__Goal__: Each record is to be printed again precisely as it reads.

[Data records]

........

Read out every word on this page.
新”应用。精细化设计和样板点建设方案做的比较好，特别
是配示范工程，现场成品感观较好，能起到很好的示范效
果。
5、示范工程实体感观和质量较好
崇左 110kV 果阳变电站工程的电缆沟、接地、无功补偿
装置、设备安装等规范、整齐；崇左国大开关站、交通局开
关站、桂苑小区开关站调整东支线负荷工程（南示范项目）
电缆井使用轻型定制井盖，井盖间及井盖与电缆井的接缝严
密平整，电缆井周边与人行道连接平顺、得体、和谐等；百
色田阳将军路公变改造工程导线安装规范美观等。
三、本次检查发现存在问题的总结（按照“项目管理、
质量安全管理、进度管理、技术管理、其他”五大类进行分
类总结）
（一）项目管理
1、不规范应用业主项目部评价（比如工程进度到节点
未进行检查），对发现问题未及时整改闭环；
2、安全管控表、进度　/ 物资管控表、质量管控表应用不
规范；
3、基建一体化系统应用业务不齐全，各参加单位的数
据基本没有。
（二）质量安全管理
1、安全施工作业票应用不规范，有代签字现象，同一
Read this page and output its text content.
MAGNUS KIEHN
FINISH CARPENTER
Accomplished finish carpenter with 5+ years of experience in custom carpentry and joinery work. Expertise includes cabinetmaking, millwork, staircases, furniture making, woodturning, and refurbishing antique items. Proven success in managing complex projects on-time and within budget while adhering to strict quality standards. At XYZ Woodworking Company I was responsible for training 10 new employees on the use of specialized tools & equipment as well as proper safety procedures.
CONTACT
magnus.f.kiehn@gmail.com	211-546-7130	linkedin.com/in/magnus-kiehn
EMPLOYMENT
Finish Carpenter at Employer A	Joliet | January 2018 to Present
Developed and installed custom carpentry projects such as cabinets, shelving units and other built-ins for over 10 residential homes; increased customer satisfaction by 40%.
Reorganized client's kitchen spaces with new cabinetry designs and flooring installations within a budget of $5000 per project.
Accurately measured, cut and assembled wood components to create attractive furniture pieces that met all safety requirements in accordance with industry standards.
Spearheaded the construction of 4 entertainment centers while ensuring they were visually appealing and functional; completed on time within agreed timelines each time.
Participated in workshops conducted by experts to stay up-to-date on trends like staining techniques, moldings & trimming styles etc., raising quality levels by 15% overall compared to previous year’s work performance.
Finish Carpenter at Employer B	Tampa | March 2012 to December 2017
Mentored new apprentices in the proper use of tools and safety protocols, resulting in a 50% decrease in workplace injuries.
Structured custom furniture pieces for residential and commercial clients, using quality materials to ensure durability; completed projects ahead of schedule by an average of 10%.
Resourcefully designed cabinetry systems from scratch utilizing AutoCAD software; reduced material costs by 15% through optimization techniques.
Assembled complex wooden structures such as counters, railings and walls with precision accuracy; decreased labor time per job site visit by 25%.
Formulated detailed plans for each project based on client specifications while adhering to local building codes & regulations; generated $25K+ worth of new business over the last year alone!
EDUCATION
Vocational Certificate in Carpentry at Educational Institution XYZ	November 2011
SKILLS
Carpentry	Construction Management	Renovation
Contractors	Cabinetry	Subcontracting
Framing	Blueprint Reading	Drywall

........

__Result__:
Read out every word on this page.
新”应用。精细化设计和样板点建设方案做的比较好，特别
是配示范工程，现场成品感观较好，能起到很好的示范效
果。
5、示范工程实体感观和质量较好
崇左 110kV 果阳变电站工程的电缆沟、接地、无功补偿
装置、设备安装等规范、整齐；崇左国大开关站、交通局开
关站、桂苑小区开关站调整东支线负荷工程（南示范项目）
电缆井使用轻型定制井盖，井盖间及井盖与电缆井的接缝严
密平整，电缆井周边与人行道连接平顺、得体、和谐等；百
色田阳将军路公变改造工程导线安装规范美观等。
三、本次检查发现存在问题的总结（按照“项目管理、
质量安全管理、进度管理、技术管理、其他”五大类进行分
类总结）
（一）项目管理
1、不规范应用业主项目部评价（比如工程进度到节点
未进行检查），对发现问题未及时整改闭环；
2、安全管控表、进度　/ 物资管控表、质量管控表应用不
规范；
3、基建一体化系统应用业务不齐全，各参加单位的数
据基本没有。
（二）质量安全管理
1、安全施工作业票应用不规范，有代签字现象，同一
Read this page and output its text content.
MAGNUS KIEHN
FINISH CARPENTER
Accomplished finish carpenter with 5+ years of experience in custom carpentry and joinery work. Expertise includes cabinetmaking, millwork, staircases, furniture making, woodturning, and refurbishing antique items. Proven success in managing complex projects on-time and within budget while adhering to strict quality standards. At XYZ Woodworking Company I was responsible for training 10 new employees on the use of specialized tools & equipment as well as proper safety procedures.
CONTACT
magnus.f.kiehn@gmail.com	211-546-7130	linkedin.com/in/magnus-kiehn
EMPLOYMENT
Finish Carpenter at Employer A	Joliet | January 2018 to Present
Developed and installed custom carpentry projects such as cabinets, shelving units and other built-ins for over 10 residential homes; increased customer satisfaction by 40%.
Reorganized client's kitchen spaces with new cabinetry designs and flooring installations within a budget of $5000 per project.
Accurately measured, cut and assembled wood components to create attractive furniture pieces that met all safety requirements in accordance with industry standards.
Spearheaded the construction of 4 entertainment centers while ensuring they were visually appealing and functional; completed on time within agreed timelines each time.
Participated in workshops conducted by experts to stay up-to-date on trends like staining techniques, moldings & trimming styles etc., raising quality levels by 15% overall compared to previous year’s work performance.
Finish Carpenter at Employer B	Tampa | March 2012 to December 2017
Mentored new apprentices in the proper use of tools and safety protocols, resulting in a 50% decrease in workplace injuries.
Structured custom furniture pieces for residential and commercial clients, using quality materials to ensure durability; completed projects ahead of schedule by an average of 10%.
Resourcefully designed cabinetry systems from scratch utilizing AutoCAD software; reduced material costs by 15% through optimization techniques.
Assembled complex wooden structures such as counters, railings and walls with precision accuracy; decreased labor time per job site visit by 25%.
Formulated detailed plans for each project based on client specifications while adhering to local building codes & regulations; generated $25K+ worth of new business over the last year alone!
EDUCATION
Vocational Certificate in Carpentry at Educational Institution XYZ	November 2011
SKILLS
Carpentry	Construction Management	Renovation
Contractors	Cabinetry	Subcontracting
Framing	Blueprint Reading	Drywall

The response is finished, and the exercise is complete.